[Excerpt]:
-=-=-
Remote restart without disabling UAC or enabling admin account

I have a workgroup of few Win 10 PCs I need to control from a Win7 laptop. All of them have the same user name and password. I’m developing a Powershell script that asks for user’s choice to run Software1, Software2 etc on a remote machine, then it adds a shortcut link to it into StartUp folder on that PC and restarts it. So far I have troubles restarting remote machines in a secure way.

I’ve tried several solutions but they all come with some side effects.

If I Enable-PSRemoting, it sets LocalAccountTokenFilterPolicy to 1, so the command

Restart-Computer -Computername  -Force

doesn’t prompt for credentials since they are the same locally and remotely, so I need to create an additional User2 with admin rights, exclude everyone but this User2 from “Force shutdown from a remote system” policy so that it works properly.

Good. Now my machines require password for remote restart. But with PSRemoting enabled any person or malware who has gotten access to my laptop can run

Invoke-Command -ComputerName  -ScriptBlock {cmd /c "del c:\*.*" /f /q /s}

without being prompted for credentials on any machine in the workgroup. Is there a way to force authorization in this scenario, when the same username/password are used on client and server?

I’ve also tried remote access with WMI. Same thing. If I disable UAC via LocalAccountTokenFilterPolicy a command like

Invoke-WmiMethod -ComputerName  -Class Win32_Process -Name Create -ArgumentList 'cmd /c del c:\*.* /f /q /s'

can be executed without authorization.

I followed Microsoft’s suggested workaround, leaved remote UAC enabled, created User2, granted it all necessary permitions in COM security and WmiMgmt, let WMI through firewall and voila! User1 cannot execute remote WMI commands while User2 can. Well some of them. Shutdown with this command

Invoke-WmiMethod -ComputerName  -Class Win32_Process -Name Create -ArgumentList 'shutdown /r'

is a no-go. As well as executing VBS scripst, for instance.

So, eventually I’ve come with a solution. I set LocalAccountTokenFilterPolicy to 1 and assign “Force shutdown from a remote system” policy to User2 only. And I also have to disable Administrator shares by appropriate registry key, otherwise with UAC disabled all files on all of my machines are accessible remotely. I manually share the Startup folder to User2 only. If don’t enable PSRemoting and let WMI through firewall I cannot run code through these windows. Kinda works, but who knows how many holes are still there that I am not aware of?

The last resort – enabling built-in admin account – works like a charm in every situation above. Access problems? Admin password solves them all.

I’m still curious if there a way to shutdown remote machine in a workgroup (not on a domain) having same username/password without disabling UAC or enabling admin account? Or maybe someone could shed light on other strategies for setting a remote machine to run the software of choice on start-up and restart it remotely.
-=-=-
[Information]:
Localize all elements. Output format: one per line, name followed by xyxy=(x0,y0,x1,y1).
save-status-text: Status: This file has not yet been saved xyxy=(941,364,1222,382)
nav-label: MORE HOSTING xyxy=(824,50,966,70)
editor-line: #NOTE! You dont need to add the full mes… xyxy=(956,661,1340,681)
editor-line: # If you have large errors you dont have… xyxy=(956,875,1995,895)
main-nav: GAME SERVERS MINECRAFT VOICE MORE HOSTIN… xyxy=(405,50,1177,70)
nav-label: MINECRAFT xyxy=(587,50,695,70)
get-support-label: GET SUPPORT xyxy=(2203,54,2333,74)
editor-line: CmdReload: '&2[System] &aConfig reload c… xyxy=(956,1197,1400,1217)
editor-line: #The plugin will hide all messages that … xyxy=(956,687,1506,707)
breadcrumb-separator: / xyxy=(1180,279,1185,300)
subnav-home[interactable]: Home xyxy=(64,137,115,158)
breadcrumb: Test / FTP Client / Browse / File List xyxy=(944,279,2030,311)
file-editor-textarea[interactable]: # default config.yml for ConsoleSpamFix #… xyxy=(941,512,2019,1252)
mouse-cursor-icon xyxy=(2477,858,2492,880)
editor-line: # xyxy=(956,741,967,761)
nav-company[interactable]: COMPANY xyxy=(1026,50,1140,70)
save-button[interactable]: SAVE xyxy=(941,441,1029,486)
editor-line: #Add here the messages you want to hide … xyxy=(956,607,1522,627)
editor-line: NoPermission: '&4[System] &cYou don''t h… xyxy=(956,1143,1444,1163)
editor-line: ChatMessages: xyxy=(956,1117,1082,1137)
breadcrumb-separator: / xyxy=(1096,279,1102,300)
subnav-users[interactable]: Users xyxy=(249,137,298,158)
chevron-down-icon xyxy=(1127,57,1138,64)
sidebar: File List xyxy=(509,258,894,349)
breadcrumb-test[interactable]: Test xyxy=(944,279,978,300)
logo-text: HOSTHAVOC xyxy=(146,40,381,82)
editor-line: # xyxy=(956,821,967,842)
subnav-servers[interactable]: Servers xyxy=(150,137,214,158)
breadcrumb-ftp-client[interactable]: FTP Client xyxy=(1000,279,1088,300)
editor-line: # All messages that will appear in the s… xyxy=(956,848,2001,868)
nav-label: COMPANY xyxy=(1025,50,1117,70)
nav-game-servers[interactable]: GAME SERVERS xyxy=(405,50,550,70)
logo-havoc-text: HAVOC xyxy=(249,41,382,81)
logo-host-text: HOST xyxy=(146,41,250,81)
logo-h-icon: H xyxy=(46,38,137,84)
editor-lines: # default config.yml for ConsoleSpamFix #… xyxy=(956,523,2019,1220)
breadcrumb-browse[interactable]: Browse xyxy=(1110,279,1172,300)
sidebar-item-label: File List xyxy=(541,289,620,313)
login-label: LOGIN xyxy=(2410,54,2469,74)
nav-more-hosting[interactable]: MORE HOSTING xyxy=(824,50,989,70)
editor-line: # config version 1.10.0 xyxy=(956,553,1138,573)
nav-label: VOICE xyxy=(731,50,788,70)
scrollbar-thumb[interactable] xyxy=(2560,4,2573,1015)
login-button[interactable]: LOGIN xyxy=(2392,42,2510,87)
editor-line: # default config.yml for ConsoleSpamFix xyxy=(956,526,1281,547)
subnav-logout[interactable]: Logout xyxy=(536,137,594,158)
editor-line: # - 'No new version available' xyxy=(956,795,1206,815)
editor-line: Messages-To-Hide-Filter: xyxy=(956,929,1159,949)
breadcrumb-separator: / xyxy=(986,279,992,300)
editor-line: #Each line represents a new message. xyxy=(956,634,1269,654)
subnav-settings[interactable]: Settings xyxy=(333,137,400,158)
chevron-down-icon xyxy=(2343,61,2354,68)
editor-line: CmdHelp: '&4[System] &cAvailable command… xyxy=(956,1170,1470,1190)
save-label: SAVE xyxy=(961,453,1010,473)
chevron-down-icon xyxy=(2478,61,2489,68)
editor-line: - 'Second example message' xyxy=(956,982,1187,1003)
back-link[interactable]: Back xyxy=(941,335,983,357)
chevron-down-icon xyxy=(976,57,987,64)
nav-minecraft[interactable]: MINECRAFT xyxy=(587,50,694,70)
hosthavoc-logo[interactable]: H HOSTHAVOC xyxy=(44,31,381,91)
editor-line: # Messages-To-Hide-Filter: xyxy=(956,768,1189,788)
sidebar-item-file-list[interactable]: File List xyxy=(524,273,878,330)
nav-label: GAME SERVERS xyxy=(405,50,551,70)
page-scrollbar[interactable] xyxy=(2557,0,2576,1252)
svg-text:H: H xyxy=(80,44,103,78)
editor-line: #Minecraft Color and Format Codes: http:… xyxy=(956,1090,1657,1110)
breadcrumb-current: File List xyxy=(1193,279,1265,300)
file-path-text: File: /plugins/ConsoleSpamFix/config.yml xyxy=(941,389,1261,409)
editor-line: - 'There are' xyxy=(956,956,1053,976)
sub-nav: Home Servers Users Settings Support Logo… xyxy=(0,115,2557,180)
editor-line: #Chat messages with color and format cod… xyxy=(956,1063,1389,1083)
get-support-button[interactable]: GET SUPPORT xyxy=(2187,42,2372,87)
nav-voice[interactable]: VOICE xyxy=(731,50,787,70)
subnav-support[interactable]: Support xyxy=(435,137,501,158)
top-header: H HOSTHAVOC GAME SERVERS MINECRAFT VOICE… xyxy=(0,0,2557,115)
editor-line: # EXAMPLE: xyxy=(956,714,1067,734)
-=-=-
[Required action]: According to the post about restarting remote machines, which setting does Enable-PSRemoting change to 1?

[Solved problem]: LocalAccountTokenFilterPolicy